• _Material_
····················
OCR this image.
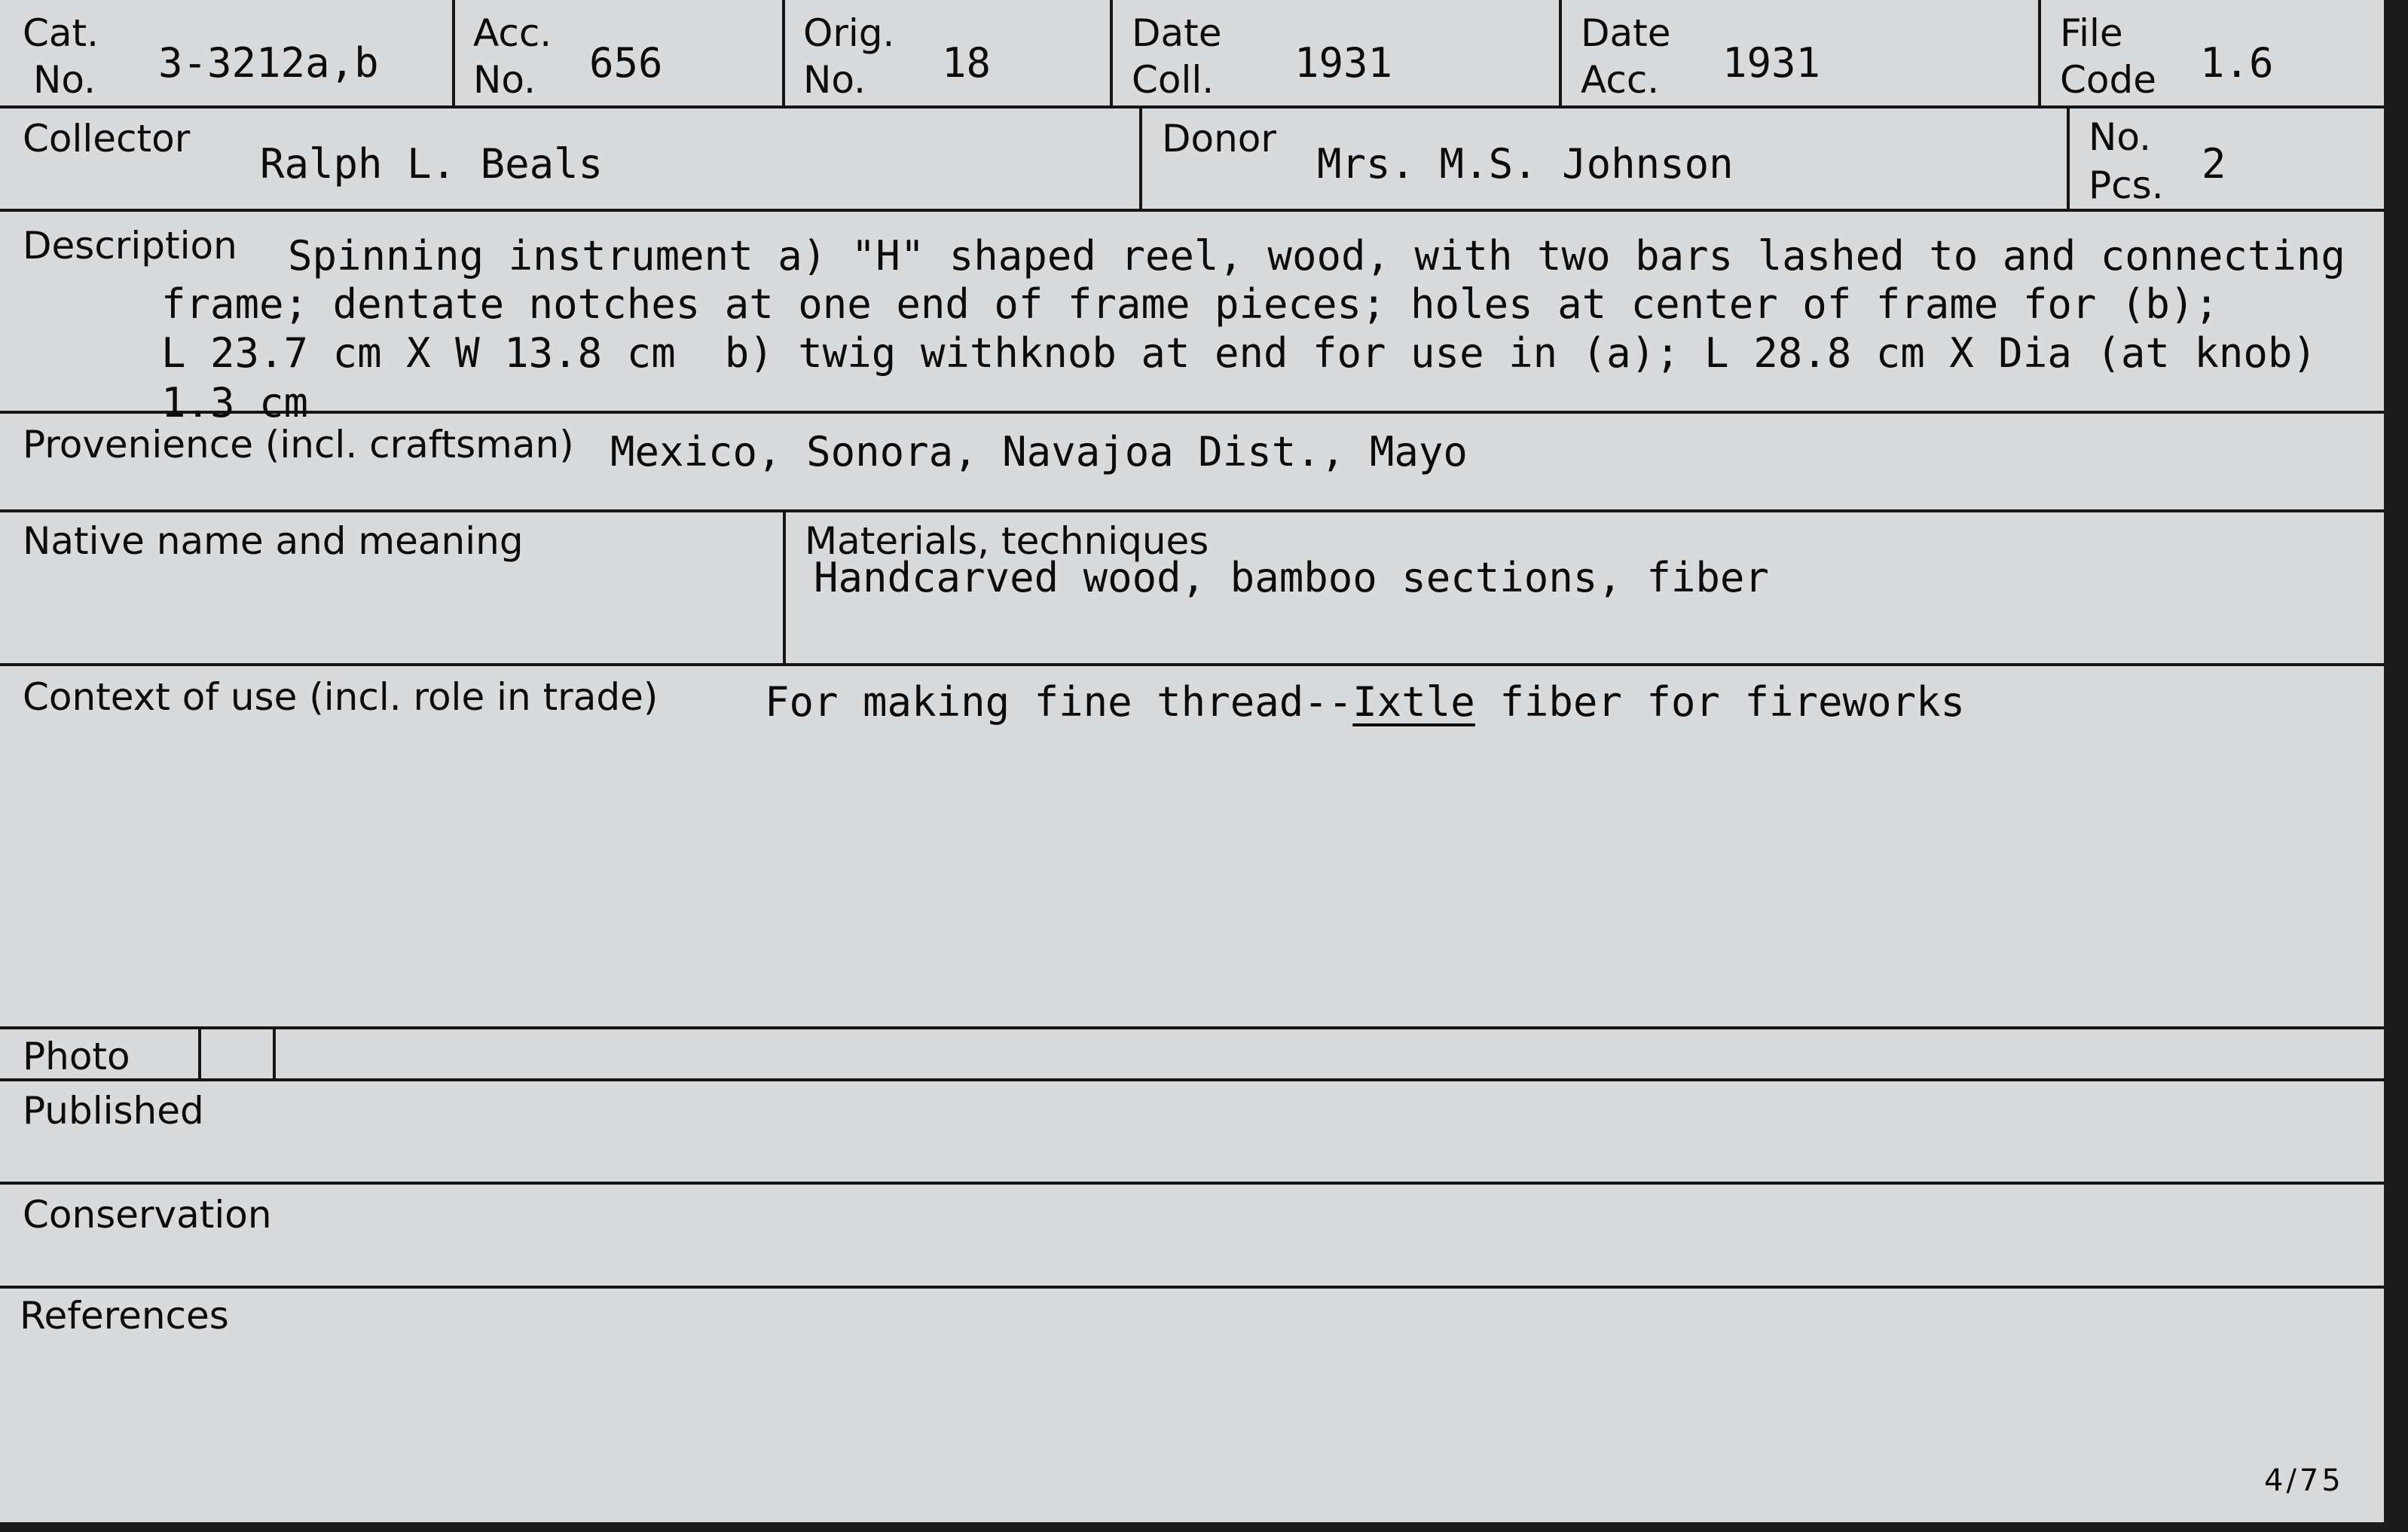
Cat.
No. 3-3212a,b
Acc.
No. 656
Orig.
No. 18
Date
Coll. 1931
Date
Acc. 1931
File
Code 1.6
Collector
Ralph L. Beals
Donor
Mrs. M.S. Johnson
No.
Pcs. 2
Description Spinning instrument a) "H" shaped reel, wood, with two bars lashed to and connecting
frame; dentate notches at one end of frame pieces; holes at center of frame for (b);
L 23.7 cm X W 13.8 cm  b) twig withknob at end for use in (a); L 28.8 cm X Dia (at knob)
1.3 cm
Provenience (incl. craftsman) Mexico, Sonora, Navajoa Dist., Mayo
Native name and meaning	Materials, techniques
Handcarved wood, bamboo sections, fiber
Context of use (incl. role in trade)	For making fine thread--Ixtle fiber for fireworks
Photo
Published
Conservation
References
4/75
····················
• _Do this_
Look for "fiber" and pull out every line that has it.

• _Answer below_
Handcarved wood, bamboo sections, fiber
Context of use (incl. role in trade)	For making fine thread--Ixtle fiber for fireworks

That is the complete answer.